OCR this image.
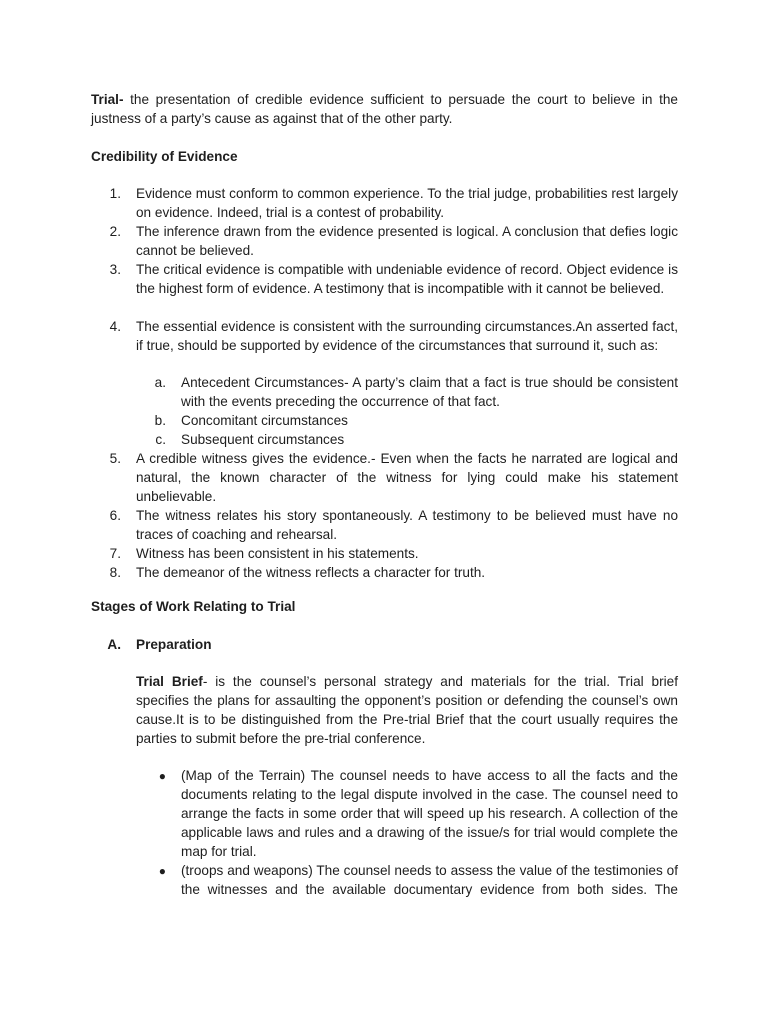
Trial- the presentation of credible evidence sufficient to persuade the court to believe in the justness of a party’s cause as against that of the other party.

Credibility of Evidence
1. Evidence must conform to common experience. To the trial judge, probabilities rest largely on evidence. Indeed, trial is a contest of probability.

2. The inference drawn from the evidence presented is logical. A conclusion that defies logic cannot be believed.

3. The critical evidence is compatible with undeniable evidence of record. Object evidence is the highest form of evidence. A testimony that is incompatible with it cannot be believed.

4. The essential evidence is consistent with the surrounding circumstances.An asserted fact, if true, should be supported by evidence of the circumstances that surround it, such as:

a. Antecedent Circumstances- A party’s claim that a fact is true should be consistent with the events preceding the occurrence of that fact.

b. Concomitant circumstances

c. Subsequent circumstances

5. A credible witness gives the evidence.- Even when the facts he narrated are logical and natural, the known character of the witness for lying could make his statement unbelievable.

6. The witness relates his story spontaneously. A testimony to be believed must have no traces of coaching and rehearsal.

7. Witness has been consistent in his statements.

8. The demeanor of the witness reflects a character for truth.

Stages of Work Relating to Trial
A. Preparation

Trial Brief- is the counsel’s personal strategy and materials for the trial. Trial brief specifies the plans for assaulting the opponent’s position or defending the counsel’s own cause.It is to be distinguished from the Pre-trial Brief that the court usually requires the parties to submit before the pre-trial conference.

● (Map of the Terrain) The counsel needs to have access to all the facts and the documents relating to the legal dispute involved in the case. The counsel need to arrange the facts in some order that will speed up his research. A collection of the applicable laws and rules and a drawing of the issue/s for trial would complete the map for trial.

● (troops and weapons) The counsel needs to assess the value of the testimonies of the witnesses and the available documentary evidence from both sides. The
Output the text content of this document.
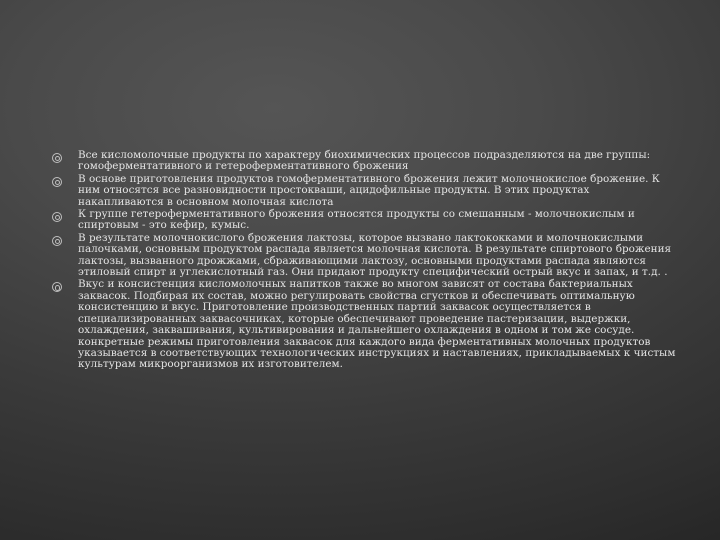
Все кисломолочные продукты по характеру биохимических процессов подразделяются на две группы: гомоферментативного и гетероферментативного брожения
В основе приготовления продуктов гомоферментативного брожения лежит молочнокислое брожение. К ним относятся все разновидности простокваши, ацидофильные продукты. В этих продуктах накапливаются в основном молочная кислота
К группе гетероферментативного брожения относятся продукты со смешанным - молочнокислым и спиртовым - это кефир, кумыс.
В результате молочнокислого брожения лактозы, которое вызвано лактококками и молочнокислыми палочками, основным продуктом распада является молочная кислота. В результате спиртового брожения лактозы, вызванного дрожжами, сбраживающими лактозу, основными продуктами распада являются этиловый спирт и углекислотный газ. Они придают продукту специфический острый вкус и запах, и т.д. .
Вкус и консистенция кисломолочных напитков также во многом зависят от состава бактериальных заквасок. Подбирая их состав, можно регулировать свойства сгустков и обеспечивать оптимальную консистенцию и вкус. Приготовление производственных партий заквасок осуществляется в специализированных заквасочниках, которые обеспечивают проведение пастеризации, выдержки, охлаждения, заквашивания, культивирования и дальнейшего охлаждения в одном и том же сосуде. конкретные режимы приготовления заквасок для каждого вида ферментативных молочных продуктов указывается в соответствующих технологических инструкциях и наставлениях, прикладываемых к чистым культурам микроорганизмов их изготовителем.
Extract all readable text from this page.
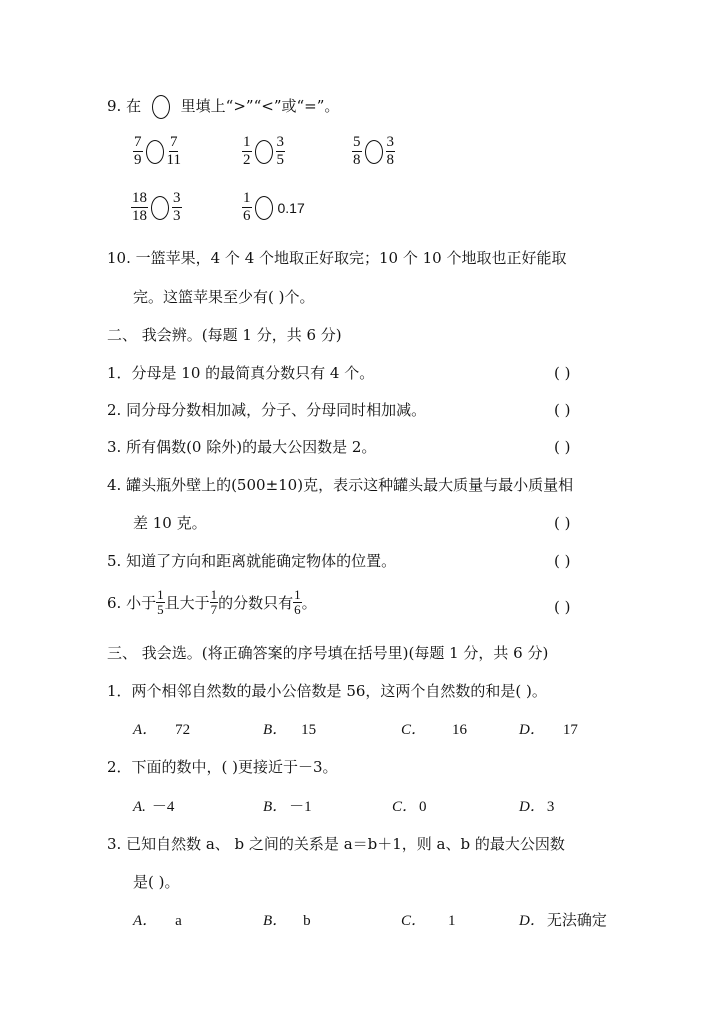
9. 在	里填上“>”“<”或“=”。
$\frac{7}{9} \frac{7}{11}$	$\frac{1}{2} \frac{3}{5}$	$\frac{5}{8} \frac{3}{8}$
$\frac{18}{18} \frac{3}{3}$	$\frac{1}{6} 0.17$
10. 一篮苹果，4 个 4 个地取正好取完；10 个 10 个地取也正好能取
完。这篮苹果至少有( )个。
二、 我会辨。(每题 1 分，共 6 分)
1．分母是 10 的最简真分数只有 4 个。	( )
2. 同分母分数相加减，分子、分母同时相加减。	( )
3. 所有偶数(0 除外)的最大公因数是 2。	( )
4. 罐头瓶外壁上的(500±10)克，表示这种罐头最大质量与最小质量相
差 10 克。	( )
5. 知道了方向和距离就能确定物体的位置。	( )
6. 小于 $\frac{1}{5}$ 且大于 $\frac{1}{7}$ 的分数只有 $\frac{1}{6}$ 。	( )
三、 我会选。(将正确答案的序号填在括号里)(每题 1 分，共 6 分)
1．两个相邻自然数的最小公倍数是 56，这两个自然数的和是( )。
A． 72	B． 15	C． 16	D． 17
2．下面的数中，( )更接近于－3。
A. －4	B． －1	C． 0	D． 3
3. 已知自然数 a、 b 之间的关系是 a＝b＋1，则 a、b 的最大公因数
是( )。
A． a	B． b	C． 1	D． 无法确定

- Given instruction: Pictures are to be left out; the records above must be repeated word for word.

- Solution to this problem:
OCR this image.
Trial- the presentation of credible evidence sufficient to persuade the court to believe in the justness of a party’s cause as against that of the other party.

Credibility of Evidence
1. Evidence must conform to common experience. To the trial judge, probabilities rest largely on evidence. Indeed, trial is a contest of probability.

2. The inference drawn from the evidence presented is logical. A conclusion that defies logic cannot be believed.

3. The critical evidence is compatible with undeniable evidence of record. Object evidence is the highest form of evidence. A testimony that is incompatible with it cannot be believed.

4. The essential evidence is consistent with the surrounding circumstances.An asserted fact, if true, should be supported by evidence of the circumstances that surround it, such as:

a. Antecedent Circumstances- A party’s claim that a fact is true should be consistent with the events preceding the occurrence of that fact.

b. Concomitant circumstances

c. Subsequent circumstances

5. A credible witness gives the evidence.- Even when the facts he narrated are logical and natural, the known character of the witness for lying could make his statement unbelievable.

6. The witness relates his story spontaneously. A testimony to be believed must have no traces of coaching and rehearsal.

7. Witness has been consistent in his statements.

8. The demeanor of the witness reflects a character for truth.

Stages of Work Relating to Trial
A. Preparation

Trial Brief- is the counsel’s personal strategy and materials for the trial. Trial brief specifies the plans for assaulting the opponent’s position or defending the counsel’s own cause.It is to be distinguished from the Pre-trial Brief that the court usually requires the parties to submit before the pre-trial conference.

● (Map of the Terrain) The counsel needs to have access to all the facts and the documents relating to the legal dispute involved in the case. The counsel need to arrange the facts in some order that will speed up his research. A collection of the applicable laws and rules and a drawing of the issue/s for trial would complete the map for trial.

● (troops and weapons) The counsel needs to assess the value of the testimonies of the witnesses and the available documentary evidence from both sides. The
Output the text content of this document.
Все кисломолочные продукты по характеру биохимических процессов подразделяются на две группы: гомоферментативного и гетероферментативного брожения
В основе приготовления продуктов гомоферментативного брожения лежит молочнокислое брожение. К ним относятся все разновидности простокваши, ацидофильные продукты. В этих продуктах накапливаются в основном молочная кислота
К группе гетероферментативного брожения относятся продукты со смешанным - молочнокислым и спиртовым - это кефир, кумыс.
В результате молочнокислого брожения лактозы, которое вызвано лактококками и молочнокислыми палочками, основным продуктом распада является молочная кислота. В результате спиртового брожения лактозы, вызванного дрожжами, сбраживающими лактозу, основными продуктами распада являются этиловый спирт и углекислотный газ. Они придают продукту специфический острый вкус и запах, и т.д. .
Вкус и консистенция кисломолочных напитков также во многом зависят от состава бактериальных заквасок. Подбирая их состав, можно регулировать свойства сгустков и обеспечивать оптимальную консистенцию и вкус. Приготовление производственных партий заквасок осуществляется в специализированных заквасочниках, которые обеспечивают проведение пастеризации, выдержки, охлаждения, заквашивания, культивирования и дальнейшего охлаждения в одном и том же сосуде. конкретные режимы приготовления заквасок для каждого вида ферментативных молочных продуктов указывается в соответствующих технологических инструкциях и наставлениях, прикладываемых к чистым культурам микроорганизмов их изготовителем.
Extract all readable text from this page.
9. 在	里填上“>”“<”或“=”。
$\frac{7}{9} \frac{7}{11}$	$\frac{1}{2} \frac{3}{5}$	$\frac{5}{8} \frac{3}{8}$
$\frac{18}{18} \frac{3}{3}$	$\frac{1}{6} 0.17$
10. 一篮苹果，4 个 4 个地取正好取完；10 个 10 个地取也正好能取
完。这篮苹果至少有( )个。
二、 我会辨。(每题 1 分，共 6 分)
1．分母是 10 的最简真分数只有 4 个。	( )
2. 同分母分数相加减，分子、分母同时相加减。	( )
3. 所有偶数(0 除外)的最大公因数是 2。	( )
4. 罐头瓶外壁上的(500±10)克，表示这种罐头最大质量与最小质量相
差 10 克。	( )
5. 知道了方向和距离就能确定物体的位置。	( )
6. 小于 $\frac{1}{5}$ 且大于 $\frac{1}{7}$ 的分数只有 $\frac{1}{6}$ 。	( )
三、 我会选。(将正确答案的序号填在括号里)(每题 1 分，共 6 分)
1．两个相邻自然数的最小公倍数是 56，这两个自然数的和是( )。
A． 72	B． 15	C． 16	D． 17
2．下面的数中，( )更接近于－3。
A. －4	B． －1	C． 0	D． 3
3. 已知自然数 a、 b 之间的关系是 a＝b＋1，则 a、b 的最大公因数
是( )。
A． a	B． b	C． 1	D． 无法确定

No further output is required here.